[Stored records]
###

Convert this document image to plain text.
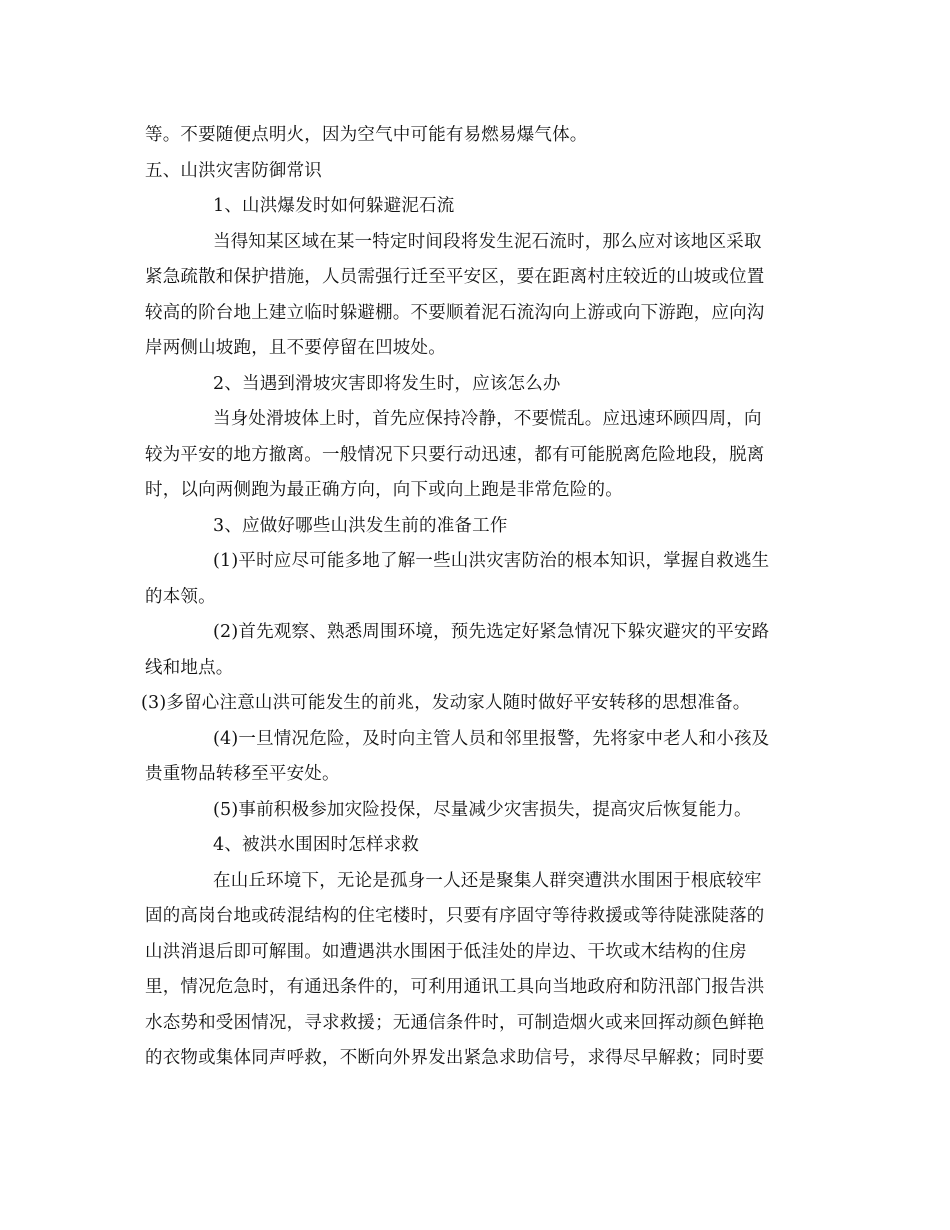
等。不要随便点明火，因为空气中可能有易燃易爆气体。
五、山洪灾害防御常识
1、山洪爆发时如何躲避泥石流
当得知某区域在某一特定时间段将发生泥石流时，那么应对该地区采取
紧急疏散和保护措施，人员需强行迁至平安区，要在距离村庄较近的山坡或位置
较高的阶台地上建立临时躲避棚。不要顺着泥石流沟向上游或向下游跑，应向沟
岸两侧山坡跑，且不要停留在凹坡处。
2、当遇到滑坡灾害即将发生时，应该怎么办
当身处滑坡体上时，首先应保持冷静，不要慌乱。应迅速环顾四周，向
较为平安的地方撤离。一般情况下只要行动迅速，都有可能脱离危险地段，脱离
时，以向两侧跑为最正确方向，向下或向上跑是非常危险的。
3、应做好哪些山洪发生前的准备工作
(1)平时应尽可能多地了解一些山洪灾害防治的根本知识，掌握自救逃生
的本领。
(2)首先观察、熟悉周围环境，预先选定好紧急情况下躲灾避灾的平安路
线和地点。
(3)多留心注意山洪可能发生的前兆，发动家人随时做好平安转移的思想准备。
(4)一旦情况危险，及时向主管人员和邻里报警，先将家中老人和小孩及
贵重物品转移至平安处。
(5)事前积极参加灾险投保，尽量减少灾害损失，提高灾后恢复能力。
4、被洪水围困时怎样求救
在山丘环境下，无论是孤身一人还是聚集人群突遭洪水围困于根底较牢
固的高岗台地或砖混结构的住宅楼时，只要有序固守等待救援或等待陡涨陡落的
山洪消退后即可解围。如遭遇洪水围困于低洼处的岸边、干坎或木结构的住房
里，情况危急时，有通迅条件的，可利用通讯工具向当地政府和防汛部门报告洪
水态势和受困情况，寻求救援；无通信条件时，可制造烟火或来回挥动颜色鲜艳
的衣物或集体同声呼救，不断向外界发出紧急求助信号，求得尽早解救；同时要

###

Required task:
Write out the listing word for word, omitting the pictures it holds.

Complete output:
Convert this document image to plain text.
等。不要随便点明火，因为空气中可能有易燃易爆气体。
五、山洪灾害防御常识
1、山洪爆发时如何躲避泥石流
当得知某区域在某一特定时间段将发生泥石流时，那么应对该地区采取
紧急疏散和保护措施，人员需强行迁至平安区，要在距离村庄较近的山坡或位置
较高的阶台地上建立临时躲避棚。不要顺着泥石流沟向上游或向下游跑，应向沟
岸两侧山坡跑，且不要停留在凹坡处。
2、当遇到滑坡灾害即将发生时，应该怎么办
当身处滑坡体上时，首先应保持冷静，不要慌乱。应迅速环顾四周，向
较为平安的地方撤离。一般情况下只要行动迅速，都有可能脱离危险地段，脱离
时，以向两侧跑为最正确方向，向下或向上跑是非常危险的。
3、应做好哪些山洪发生前的准备工作
(1)平时应尽可能多地了解一些山洪灾害防治的根本知识，掌握自救逃生
的本领。
(2)首先观察、熟悉周围环境，预先选定好紧急情况下躲灾避灾的平安路
线和地点。
(3)多留心注意山洪可能发生的前兆，发动家人随时做好平安转移的思想准备。
(4)一旦情况危险，及时向主管人员和邻里报警，先将家中老人和小孩及
贵重物品转移至平安处。
(5)事前积极参加灾险投保，尽量减少灾害损失，提高灾后恢复能力。
4、被洪水围困时怎样求救
在山丘环境下，无论是孤身一人还是聚集人群突遭洪水围困于根底较牢
固的高岗台地或砖混结构的住宅楼时，只要有序固守等待救援或等待陡涨陡落的
山洪消退后即可解围。如遭遇洪水围困于低洼处的岸边、干坎或木结构的住房
里，情况危急时，有通迅条件的，可利用通讯工具向当地政府和防汛部门报告洪
水态势和受困情况，寻求救援；无通信条件时，可制造烟火或来回挥动颜色鲜艳
的衣物或集体同声呼救，不断向外界发出紧急求助信号，求得尽早解救；同时要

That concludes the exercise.